- **Exercise goal**
Where a line holds the string "this", return that line.

* start *

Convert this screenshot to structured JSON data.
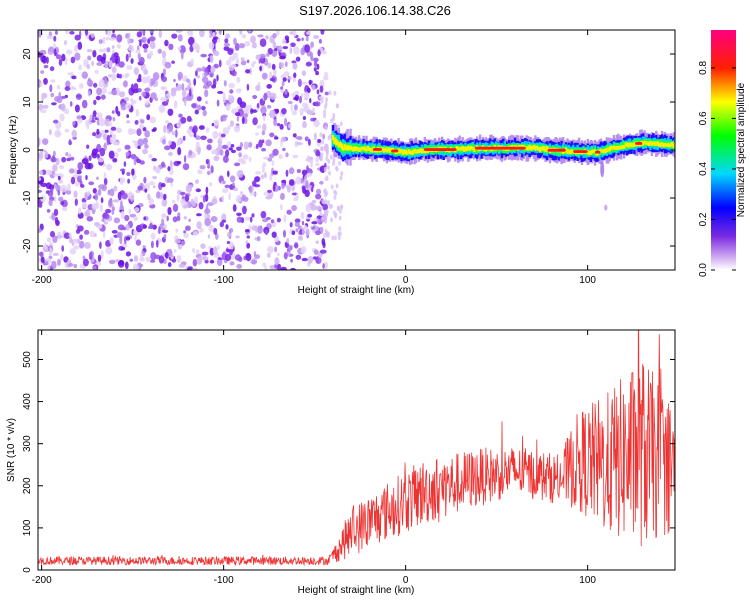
{
  "figure_title": "S197.2026.106.14.38.C26",
  "chart_data": [
    {
      "type": "heatmap",
      "title": "S197.2026.106.14.38.C26",
      "xlabel": "Height of straight line (km)",
      "ylabel": "Frequency (Hz)",
      "xlim": [
        -202,
        148
      ],
      "ylim": [
        -25,
        25
      ],
      "x_ticks": [
        -200,
        -100,
        0,
        100
      ],
      "y_ticks": [
        -20,
        -10,
        0,
        10,
        20
      ],
      "noise_region_x": [
        -202,
        -40
      ],
      "signal_band": {
        "x_range": [
          -40,
          148
        ],
        "center_frequency_hz": [
          {
            "x": -40,
            "f": 2.5
          },
          {
            "x": -35,
            "f": 0.5
          },
          {
            "x": -20,
            "f": 0.2
          },
          {
            "x": -10,
            "f": 0.0
          },
          {
            "x": 0,
            "f": -0.5
          },
          {
            "x": 10,
            "f": 0.0
          },
          {
            "x": 40,
            "f": 0.3
          },
          {
            "x": 70,
            "f": 0.5
          },
          {
            "x": 80,
            "f": 0.0
          },
          {
            "x": 105,
            "f": -0.5
          },
          {
            "x": 115,
            "f": 0.5
          },
          {
            "x": 130,
            "f": 1.5
          },
          {
            "x": 148,
            "f": 1.0
          }
        ]
      },
      "colorbar": {
        "label": "Normalized spectral amplitude",
        "range": [
          0.0,
          0.95
        ],
        "ticks": [
          "0.0",
          "0.2",
          "0.4",
          "0.6",
          "0.8"
        ],
        "tick_values": [
          0.0,
          0.2,
          0.4,
          0.6,
          0.8
        ],
        "colors": [
          "#ffffff",
          "#8a2be2",
          "#0000ff",
          "#00ffff",
          "#00ff00",
          "#ffff00",
          "#ff0000",
          "#ff00ff"
        ]
      }
    },
    {
      "type": "line",
      "title": "",
      "xlabel": "Height of straight line (km)",
      "ylabel": "SNR (10 * v/v)",
      "xlim": [
        -202,
        148
      ],
      "ylim": [
        0,
        570
      ],
      "x_ticks": [
        -200,
        -100,
        0,
        100
      ],
      "y_ticks": [
        0,
        100,
        200,
        300,
        400,
        500
      ],
      "color": "#ee3333",
      "series": [
        {
          "name": "SNR",
          "envelope": [
            {
              "x": -202,
              "mean": 22,
              "spread": 10
            },
            {
              "x": -42,
              "mean": 22,
              "spread": 10
            },
            {
              "x": -30,
              "mean": 90,
              "spread": 60
            },
            {
              "x": -10,
              "mean": 140,
              "spread": 70
            },
            {
              "x": 10,
              "mean": 185,
              "spread": 80
            },
            {
              "x": 40,
              "mean": 220,
              "spread": 70
            },
            {
              "x": 60,
              "mean": 235,
              "spread": 60
            },
            {
              "x": 85,
              "mean": 215,
              "spread": 60
            },
            {
              "x": 95,
              "mean": 260,
              "spread": 120
            },
            {
              "x": 110,
              "mean": 250,
              "spread": 170
            },
            {
              "x": 130,
              "mean": 280,
              "spread": 230
            },
            {
              "x": 148,
              "mean": 240,
              "spread": 150
            }
          ],
          "peak": {
            "x": 128,
            "y": 570
          }
        }
      ]
    }
  ]
}
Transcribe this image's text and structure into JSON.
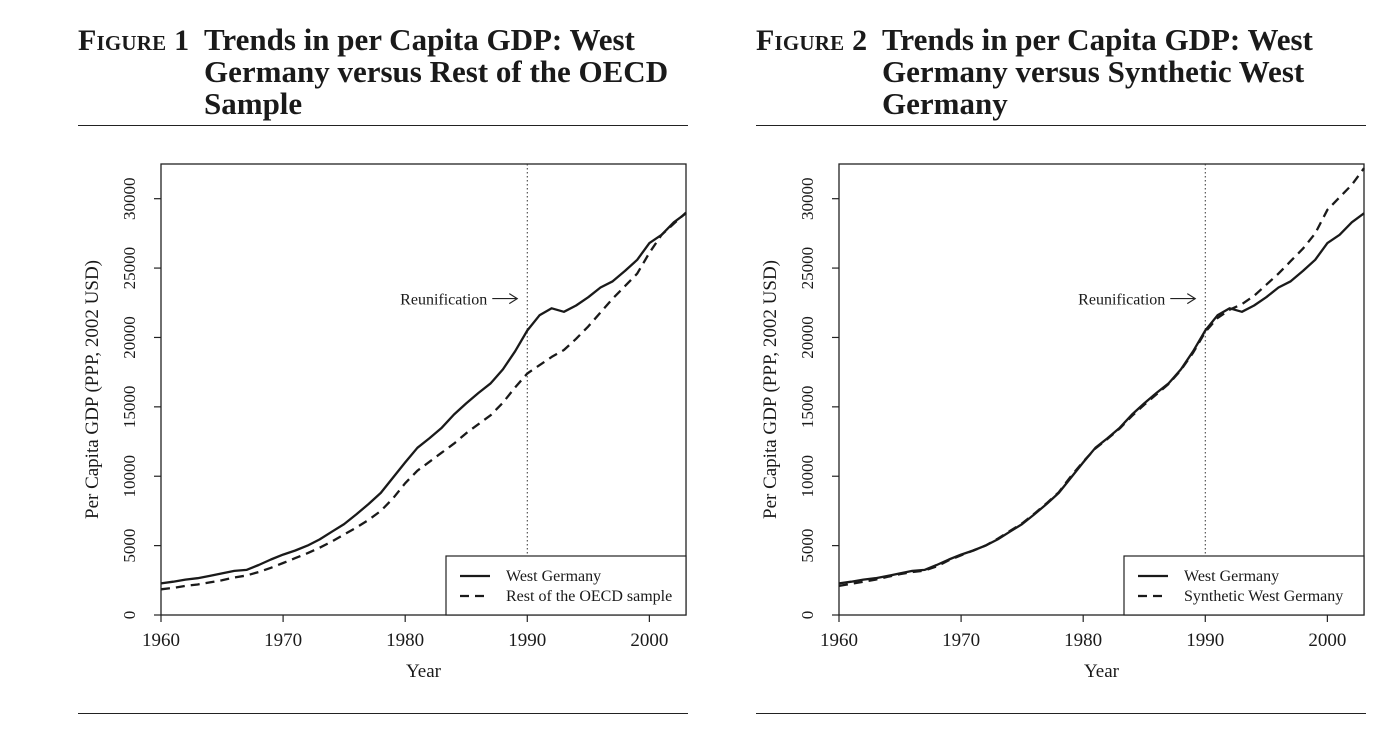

* end *

- **Finished answer**
Convert this screenshot to structured JSON data.
Transcribe this image's text and structure into JSON.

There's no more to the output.